#### [Task to complete]
Write out all entries word for word.

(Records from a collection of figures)
**********

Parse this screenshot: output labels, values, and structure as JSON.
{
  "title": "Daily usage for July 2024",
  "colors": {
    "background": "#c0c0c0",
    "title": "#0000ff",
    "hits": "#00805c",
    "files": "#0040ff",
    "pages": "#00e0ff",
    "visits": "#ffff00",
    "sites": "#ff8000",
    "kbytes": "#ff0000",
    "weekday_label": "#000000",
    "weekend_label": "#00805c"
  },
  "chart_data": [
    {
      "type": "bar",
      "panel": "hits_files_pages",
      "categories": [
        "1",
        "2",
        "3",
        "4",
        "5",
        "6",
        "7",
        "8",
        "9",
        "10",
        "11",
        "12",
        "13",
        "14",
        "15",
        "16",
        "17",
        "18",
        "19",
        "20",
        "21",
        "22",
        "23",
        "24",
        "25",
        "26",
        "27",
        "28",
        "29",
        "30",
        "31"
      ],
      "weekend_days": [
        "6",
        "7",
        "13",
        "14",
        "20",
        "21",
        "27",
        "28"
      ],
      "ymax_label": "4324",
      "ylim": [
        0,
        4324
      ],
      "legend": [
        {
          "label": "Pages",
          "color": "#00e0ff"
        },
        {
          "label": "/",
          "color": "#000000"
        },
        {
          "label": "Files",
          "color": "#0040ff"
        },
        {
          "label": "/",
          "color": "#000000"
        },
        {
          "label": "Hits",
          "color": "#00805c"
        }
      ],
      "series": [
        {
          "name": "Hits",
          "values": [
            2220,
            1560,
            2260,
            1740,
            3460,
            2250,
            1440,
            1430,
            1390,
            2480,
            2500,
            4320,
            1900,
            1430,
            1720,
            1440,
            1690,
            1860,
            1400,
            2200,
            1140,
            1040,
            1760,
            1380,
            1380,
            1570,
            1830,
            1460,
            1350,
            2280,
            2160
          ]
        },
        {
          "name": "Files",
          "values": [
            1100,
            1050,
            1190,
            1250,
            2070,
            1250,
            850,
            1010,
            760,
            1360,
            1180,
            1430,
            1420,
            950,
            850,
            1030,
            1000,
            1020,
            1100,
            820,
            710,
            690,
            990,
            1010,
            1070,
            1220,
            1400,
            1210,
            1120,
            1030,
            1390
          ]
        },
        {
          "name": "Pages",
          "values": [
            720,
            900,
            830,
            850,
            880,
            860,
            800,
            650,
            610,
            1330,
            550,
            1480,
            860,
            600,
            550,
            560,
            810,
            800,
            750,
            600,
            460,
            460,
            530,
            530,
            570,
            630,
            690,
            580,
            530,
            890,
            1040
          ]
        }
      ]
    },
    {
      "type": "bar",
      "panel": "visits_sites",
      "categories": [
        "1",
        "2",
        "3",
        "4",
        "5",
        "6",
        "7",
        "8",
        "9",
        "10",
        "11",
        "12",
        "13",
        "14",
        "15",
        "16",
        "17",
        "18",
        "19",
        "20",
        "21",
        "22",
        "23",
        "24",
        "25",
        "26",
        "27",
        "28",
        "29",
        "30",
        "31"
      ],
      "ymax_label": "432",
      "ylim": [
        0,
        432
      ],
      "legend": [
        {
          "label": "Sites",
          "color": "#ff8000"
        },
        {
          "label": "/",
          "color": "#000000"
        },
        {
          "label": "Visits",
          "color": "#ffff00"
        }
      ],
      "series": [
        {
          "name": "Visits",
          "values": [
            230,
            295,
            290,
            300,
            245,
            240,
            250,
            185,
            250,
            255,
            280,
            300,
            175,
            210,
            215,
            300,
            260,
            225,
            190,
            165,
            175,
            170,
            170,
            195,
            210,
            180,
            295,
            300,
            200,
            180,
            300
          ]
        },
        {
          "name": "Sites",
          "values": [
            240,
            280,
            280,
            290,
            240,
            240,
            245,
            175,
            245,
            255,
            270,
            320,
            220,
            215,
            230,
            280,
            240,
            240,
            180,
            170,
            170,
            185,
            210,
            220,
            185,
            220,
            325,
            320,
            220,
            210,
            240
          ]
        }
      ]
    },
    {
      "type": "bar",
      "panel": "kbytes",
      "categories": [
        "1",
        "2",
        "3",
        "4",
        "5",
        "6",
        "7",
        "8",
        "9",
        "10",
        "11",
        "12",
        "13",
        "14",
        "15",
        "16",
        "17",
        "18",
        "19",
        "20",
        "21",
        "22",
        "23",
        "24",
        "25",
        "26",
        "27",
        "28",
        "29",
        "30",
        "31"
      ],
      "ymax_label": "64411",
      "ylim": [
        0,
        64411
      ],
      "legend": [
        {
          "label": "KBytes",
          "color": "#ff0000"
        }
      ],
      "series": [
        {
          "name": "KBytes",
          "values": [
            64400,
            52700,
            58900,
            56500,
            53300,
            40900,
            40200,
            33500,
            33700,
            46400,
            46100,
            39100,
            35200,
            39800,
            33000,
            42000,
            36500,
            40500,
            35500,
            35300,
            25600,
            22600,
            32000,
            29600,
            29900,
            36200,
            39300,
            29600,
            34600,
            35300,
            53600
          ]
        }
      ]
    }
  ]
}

**********

#### [Finished task]
Parse this screenshot: output labels, values, and structure as JSON.
{
  "title": "Daily usage for July 2024",
  "colors": {
    "background": "#c0c0c0",
    "title": "#0000ff",
    "hits": "#00805c",
    "files": "#0040ff",
    "pages": "#00e0ff",
    "visits": "#ffff00",
    "sites": "#ff8000",
    "kbytes": "#ff0000",
    "weekday_label": "#000000",
    "weekend_label": "#00805c"
  },
  "chart_data": [
    {
      "type": "bar",
      "panel": "hits_files_pages",
      "categories": [
        "1",
        "2",
        "3",
        "4",
        "5",
        "6",
        "7",
        "8",
        "9",
        "10",
        "11",
        "12",
        "13",
        "14",
        "15",
        "16",
        "17",
        "18",
        "19",
        "20",
        "21",
        "22",
        "23",
        "24",
        "25",
        "26",
        "27",
        "28",
        "29",
        "30",
        "31"
      ],
      "weekend_days": [
        "6",
        "7",
        "13",
        "14",
        "20",
        "21",
        "27",
        "28"
      ],
      "ymax_label": "4324",
      "ylim": [
        0,
        4324
      ],
      "legend": [
        {
          "label": "Pages",
          "color": "#00e0ff"
        },
        {
          "label": "/",
          "color": "#000000"
        },
        {
          "label": "Files",
          "color": "#0040ff"
        },
        {
          "label": "/",
          "color": "#000000"
        },
        {
          "label": "Hits",
          "color": "#00805c"
        }
      ],
      "series": [
        {
          "name": "Hits",
          "values": [
            2220,
            1560,
            2260,
            1740,
            3460,
            2250,
            1440,
            1430,
            1390,
            2480,
            2500,
            4320,
            1900,
            1430,
            1720,
            1440,
            1690,
            1860,
            1400,
            2200,
            1140,
            1040,
            1760,
            1380,
            1380,
            1570,
            1830,
            1460,
            1350,
            2280,
            2160
          ]
        },
        {
          "name": "Files",
          "values": [
            1100,
            1050,
            1190,
            1250,
            2070,
            1250,
            850,
            1010,
            760,
            1360,
            1180,
            1430,
            1420,
            950,
            850,
            1030,
            1000,
            1020,
            1100,
            820,
            710,
            690,
            990,
            1010,
            1070,
            1220,
            1400,
            1210,
            1120,
            1030,
            1390
          ]
        },
        {
          "name": "Pages",
          "values": [
            720,
            900,
            830,
            850,
            880,
            860,
            800,
            650,
            610,
            1330,
            550,
            1480,
            860,
            600,
            550,
            560,
            810,
            800,
            750,
            600,
            460,
            460,
            530,
            530,
            570,
            630,
            690,
            580,
            530,
            890,
            1040
          ]
        }
      ]
    },
    {
      "type": "bar",
      "panel": "visits_sites",
      "categories": [
        "1",
        "2",
        "3",
        "4",
        "5",
        "6",
        "7",
        "8",
        "9",
        "10",
        "11",
        "12",
        "13",
        "14",
        "15",
        "16",
        "17",
        "18",
        "19",
        "20",
        "21",
        "22",
        "23",
        "24",
        "25",
        "26",
        "27",
        "28",
        "29",
        "30",
        "31"
      ],
      "ymax_label": "432",
      "ylim": [
        0,
        432
      ],
      "legend": [
        {
          "label": "Sites",
          "color": "#ff8000"
        },
        {
          "label": "/",
          "color": "#000000"
        },
        {
          "label": "Visits",
          "color": "#ffff00"
        }
      ],
      "series": [
        {
          "name": "Visits",
          "values": [
            230,
            295,
            290,
            300,
            245,
            240,
            250,
            185,
            250,
            255,
            280,
            300,
            175,
            210,
            215,
            300,
            260,
            225,
            190,
            165,
            175,
            170,
            170,
            195,
            210,
            180,
            295,
            300,
            200,
            180,
            300
          ]
        },
        {
          "name": "Sites",
          "values": [
            240,
            280,
            280,
            290,
            240,
            240,
            245,
            175,
            245,
            255,
            270,
            320,
            220,
            215,
            230,
            280,
            240,
            240,
            180,
            170,
            170,
            185,
            210,
            220,
            185,
            220,
            325,
            320,
            220,
            210,
            240
          ]
        }
      ]
    },
    {
      "type": "bar",
      "panel": "kbytes",
      "categories": [
        "1",
        "2",
        "3",
        "4",
        "5",
        "6",
        "7",
        "8",
        "9",
        "10",
        "11",
        "12",
        "13",
        "14",
        "15",
        "16",
        "17",
        "18",
        "19",
        "20",
        "21",
        "22",
        "23",
        "24",
        "25",
        "26",
        "27",
        "28",
        "29",
        "30",
        "31"
      ],
      "ymax_label": "64411",
      "ylim": [
        0,
        64411
      ],
      "legend": [
        {
          "label": "KBytes",
          "color": "#ff0000"
        }
      ],
      "series": [
        {
          "name": "KBytes",
          "values": [
            64400,
            52700,
            58900,
            56500,
            53300,
            40900,
            40200,
            33500,
            33700,
            46400,
            46100,
            39100,
            35200,
            39800,
            33000,
            42000,
            36500,
            40500,
            35500,
            35300,
            25600,
            22600,
            32000,
            29600,
            29900,
            36200,
            39300,
            29600,
            34600,
            35300,
            53600
          ]
        }
      ]
    }
  ]
}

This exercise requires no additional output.